### GOAL
Copy all of the records below verbatim.

[Dataset rows about figures]
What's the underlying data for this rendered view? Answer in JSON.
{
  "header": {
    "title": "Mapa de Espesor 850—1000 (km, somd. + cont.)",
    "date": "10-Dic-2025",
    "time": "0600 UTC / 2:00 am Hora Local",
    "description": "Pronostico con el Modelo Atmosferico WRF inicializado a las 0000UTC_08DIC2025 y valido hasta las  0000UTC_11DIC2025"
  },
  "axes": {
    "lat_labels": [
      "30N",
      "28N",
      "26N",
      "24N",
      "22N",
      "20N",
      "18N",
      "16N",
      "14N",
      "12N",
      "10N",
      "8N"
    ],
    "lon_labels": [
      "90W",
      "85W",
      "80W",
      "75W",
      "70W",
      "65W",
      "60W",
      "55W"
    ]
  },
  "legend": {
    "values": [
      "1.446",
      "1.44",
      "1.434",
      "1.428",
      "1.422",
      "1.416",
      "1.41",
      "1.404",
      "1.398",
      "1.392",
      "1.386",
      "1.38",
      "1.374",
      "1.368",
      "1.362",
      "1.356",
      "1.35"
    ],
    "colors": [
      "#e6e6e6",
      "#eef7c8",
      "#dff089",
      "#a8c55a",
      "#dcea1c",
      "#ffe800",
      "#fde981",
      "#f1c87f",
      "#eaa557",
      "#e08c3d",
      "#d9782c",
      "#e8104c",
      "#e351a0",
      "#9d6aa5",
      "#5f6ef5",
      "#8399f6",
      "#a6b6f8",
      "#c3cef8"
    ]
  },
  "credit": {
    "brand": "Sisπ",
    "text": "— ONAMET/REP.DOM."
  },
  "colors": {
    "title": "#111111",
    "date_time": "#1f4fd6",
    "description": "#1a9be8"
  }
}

### SOLUTION TO THIS EXERCISE
What's the underlying data for this rendered view? Answer in JSON.
{
  "header": {
    "title": "Mapa de Espesor 850—1000 (km, somd. + cont.)",
    "date": "10-Dic-2025",
    "time": "0600 UTC / 2:00 am Hora Local",
    "description": "Pronostico con el Modelo Atmosferico WRF inicializado a las 0000UTC_08DIC2025 y valido hasta las  0000UTC_11DIC2025"
  },
  "axes": {
    "lat_labels": [
      "30N",
      "28N",
      "26N",
      "24N",
      "22N",
      "20N",
      "18N",
      "16N",
      "14N",
      "12N",
      "10N",
      "8N"
    ],
    "lon_labels": [
      "90W",
      "85W",
      "80W",
      "75W",
      "70W",
      "65W",
      "60W",
      "55W"
    ]
  },
  "legend": {
    "values": [
      "1.446",
      "1.44",
      "1.434",
      "1.428",
      "1.422",
      "1.416",
      "1.41",
      "1.404",
      "1.398",
      "1.392",
      "1.386",
      "1.38",
      "1.374",
      "1.368",
      "1.362",
      "1.356",
      "1.35"
    ],
    "colors": [
      "#e6e6e6",
      "#eef7c8",
      "#dff089",
      "#a8c55a",
      "#dcea1c",
      "#ffe800",
      "#fde981",
      "#f1c87f",
      "#eaa557",
      "#e08c3d",
      "#d9782c",
      "#e8104c",
      "#e351a0",
      "#9d6aa5",
      "#5f6ef5",
      "#8399f6",
      "#a6b6f8",
      "#c3cef8"
    ]
  },
  "credit": {
    "brand": "Sisπ",
    "text": "— ONAMET/REP.DOM."
  },
  "colors": {
    "title": "#111111",
    "date_time": "#1f4fd6",
    "description": "#1a9be8"
  }
}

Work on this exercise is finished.